What you will do:
Return the data exactly, with all pictures removed.

Start of Records for processing

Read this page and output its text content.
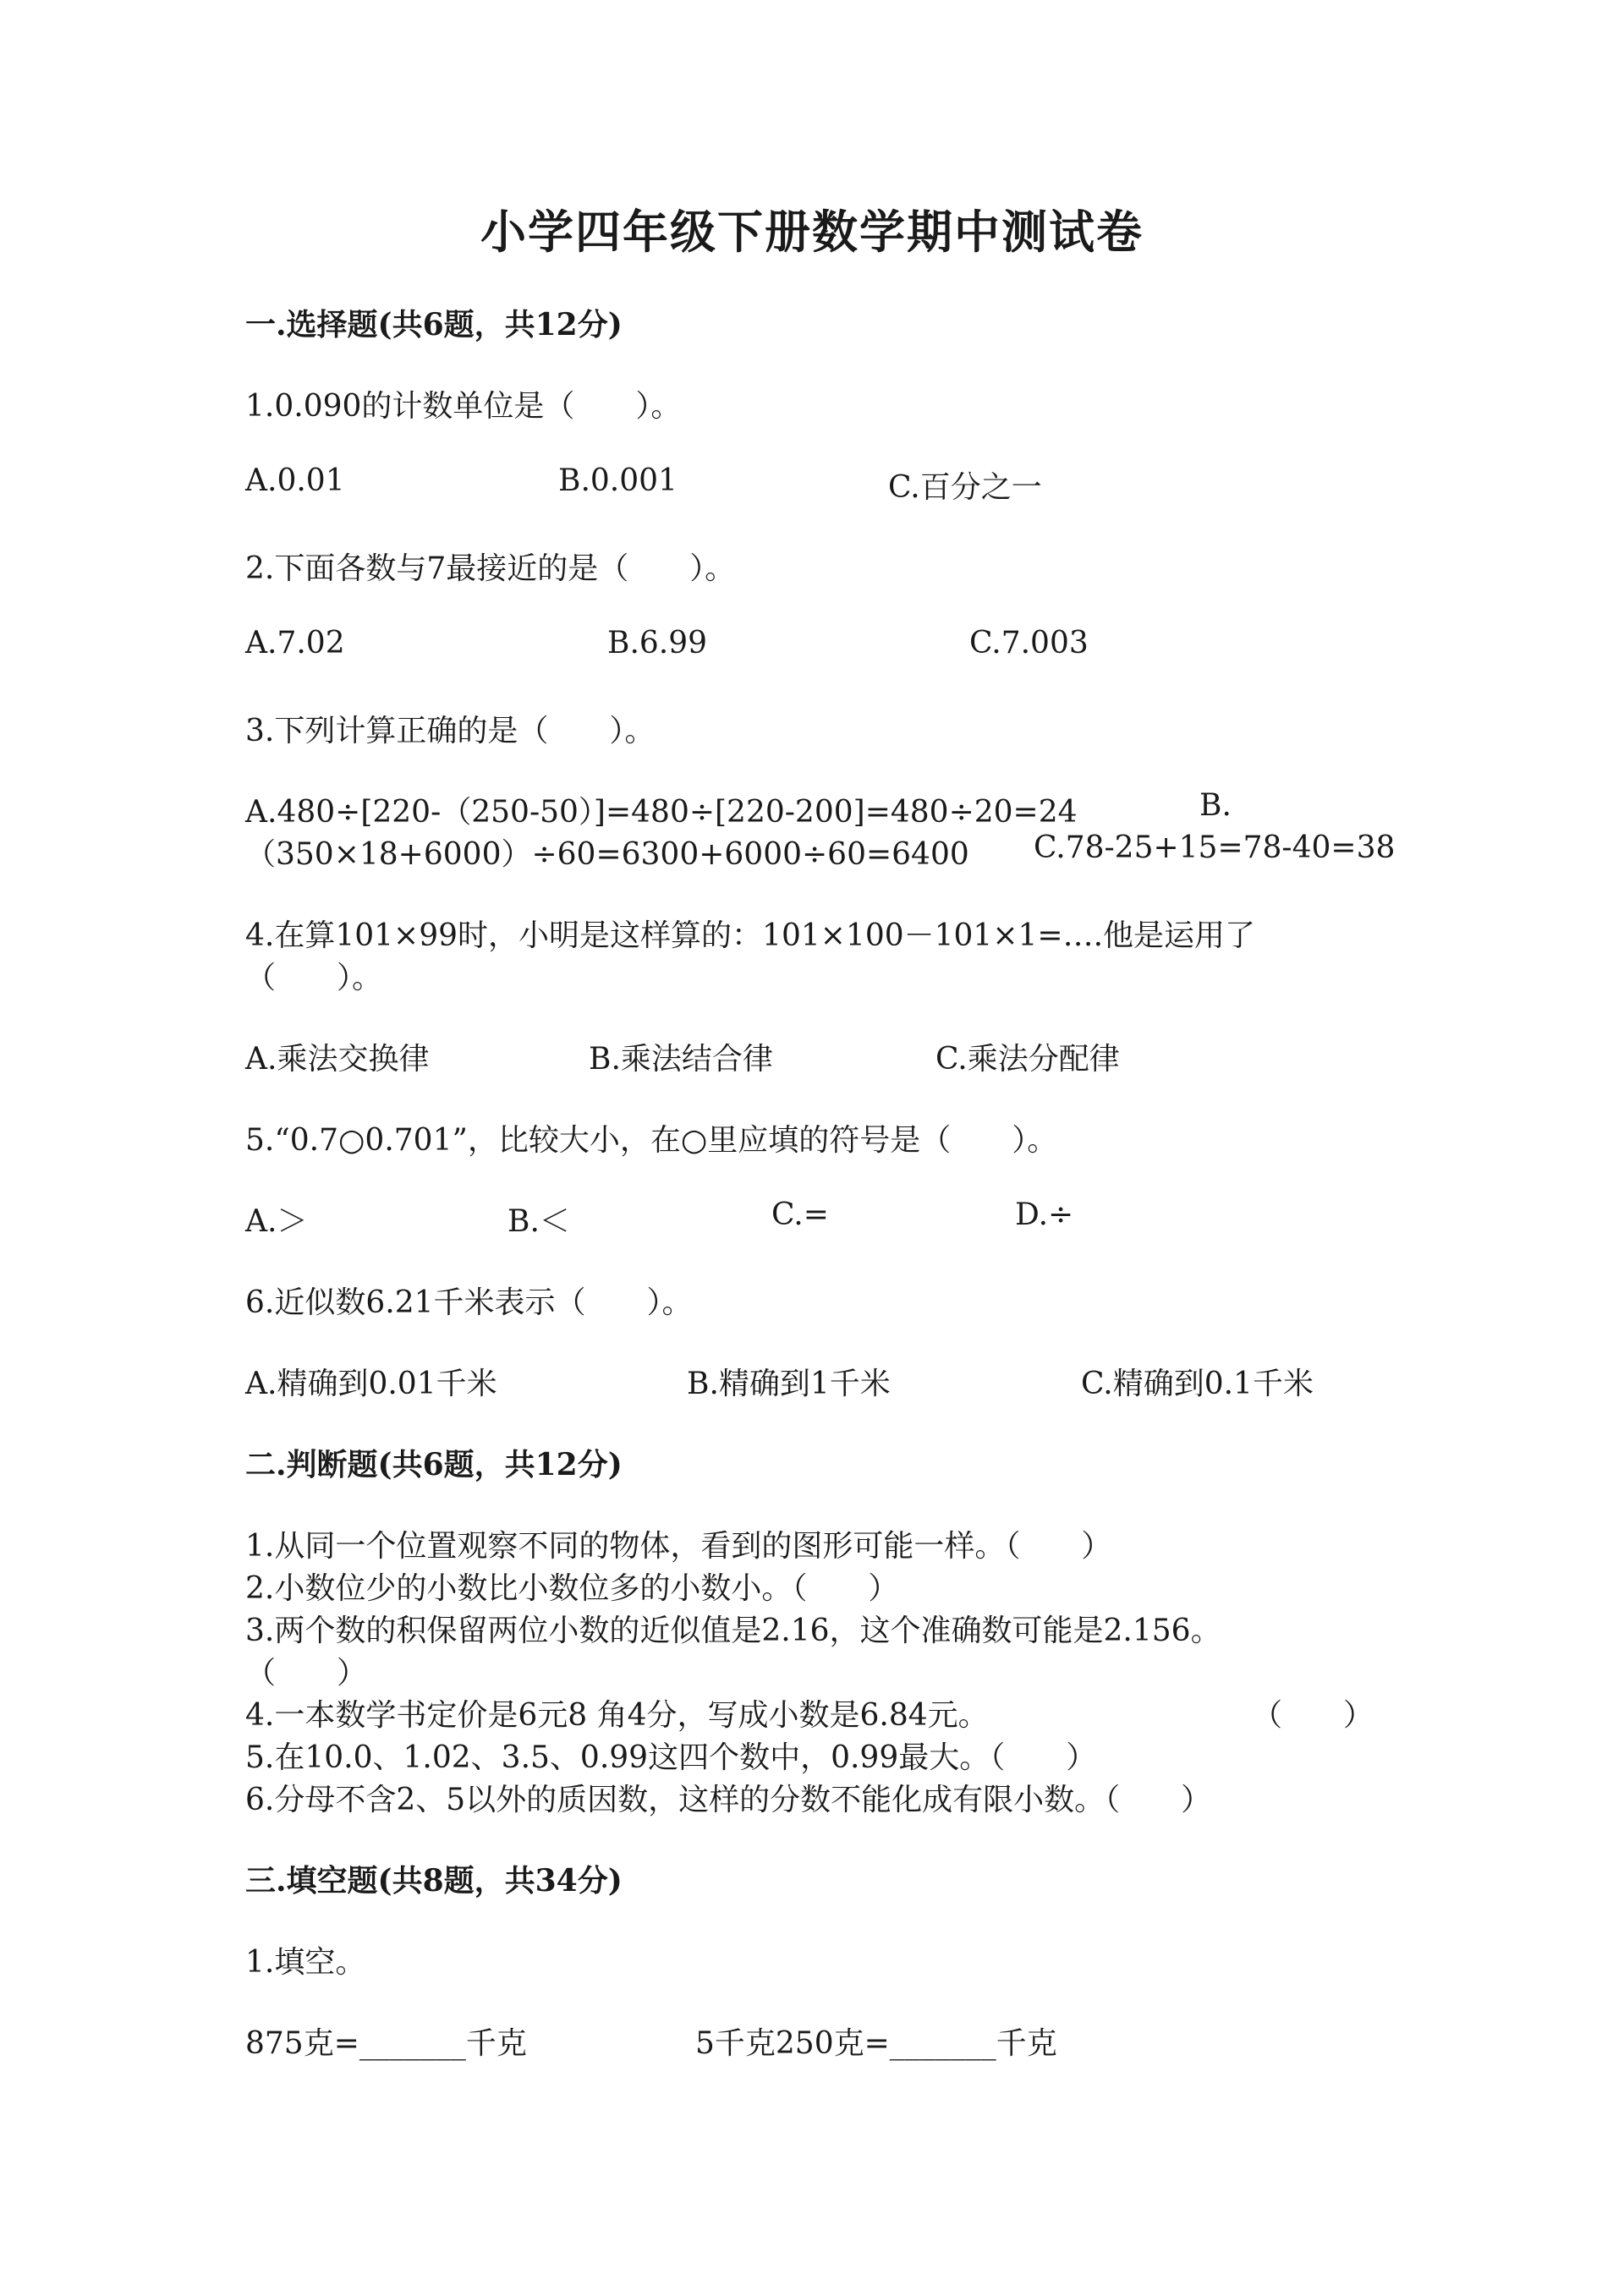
小学四年级下册数学期中测试卷
一.选择题(共6题，共12分)
1.0.090的计数单位是（　　）。
A.0.01	B.0.001	C.百分之一
2.下面各数与7最接近的是（　　）。
A.7.02	B.6.99	C.7.003
3.下列计算正确的是（　　）。
A.480÷[220-（250-50）]=480÷[220-200]=480÷20=24	B.
（350×18+6000）÷60=6300+6000÷60=6400 C.78-25+15=78-40=38
4.在算101×99时，小明是这样算的：101×100－101×1=….他是运用了
（　　）。
A.乘法交换律	B.乘法结合律	C.乘法分配律
5.“0.7○0.701”，比较大小，在○里应填的符号是（　　）。
A.＞	B.＜	C.=	D.÷
6.近似数6.21千米表示（　　）。
A.精确到0.01千米	B.精确到1千米	C.精确到0.1千米
二.判断题(共6题，共12分)
1.从同一个位置观察不同的物体，看到的图形可能一样。（　　）
2.小数位少的小数比小数位多的小数小。（　　）
3.两个数的积保留两位小数的近似值是2.16，这个准确数可能是2.156。
（　　）
4.一本数学书定价是6元8 角4分，写成小数是6.84元。	（　　）
5.在10.0、1.02、3.5、0.99这四个数中，0.99最大。（　　）
6.分母不含2、5以外的质因数，这样的分数不能化成有限小数。（　　）
三.填空题(共8题，共34分)
1.填空。
875克=_______千克	5千克250克=_______千克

End of Records for processing

Full response:
Read this page and output its text content.
小学四年级下册数学期中测试卷
一.选择题(共6题，共12分)
1.0.090的计数单位是（　　）。
A.0.01	B.0.001	C.百分之一
2.下面各数与7最接近的是（　　）。
A.7.02	B.6.99	C.7.003
3.下列计算正确的是（　　）。
A.480÷[220-（250-50）]=480÷[220-200]=480÷20=24	B.
（350×18+6000）÷60=6300+6000÷60=6400 C.78-25+15=78-40=38
4.在算101×99时，小明是这样算的：101×100－101×1=….他是运用了
（　　）。
A.乘法交换律	B.乘法结合律	C.乘法分配律
5.“0.7○0.701”，比较大小，在○里应填的符号是（　　）。
A.＞	B.＜	C.=	D.÷
6.近似数6.21千米表示（　　）。
A.精确到0.01千米	B.精确到1千米	C.精确到0.1千米
二.判断题(共6题，共12分)
1.从同一个位置观察不同的物体，看到的图形可能一样。（　　）
2.小数位少的小数比小数位多的小数小。（　　）
3.两个数的积保留两位小数的近似值是2.16，这个准确数可能是2.156。
（　　）
4.一本数学书定价是6元8 角4分，写成小数是6.84元。	（　　）
5.在10.0、1.02、3.5、0.99这四个数中，0.99最大。（　　）
6.分母不含2、5以外的质因数，这样的分数不能化成有限小数。（　　）
三.填空题(共8题，共34分)
1.填空。
875克=_______千克	5千克250克=_______千克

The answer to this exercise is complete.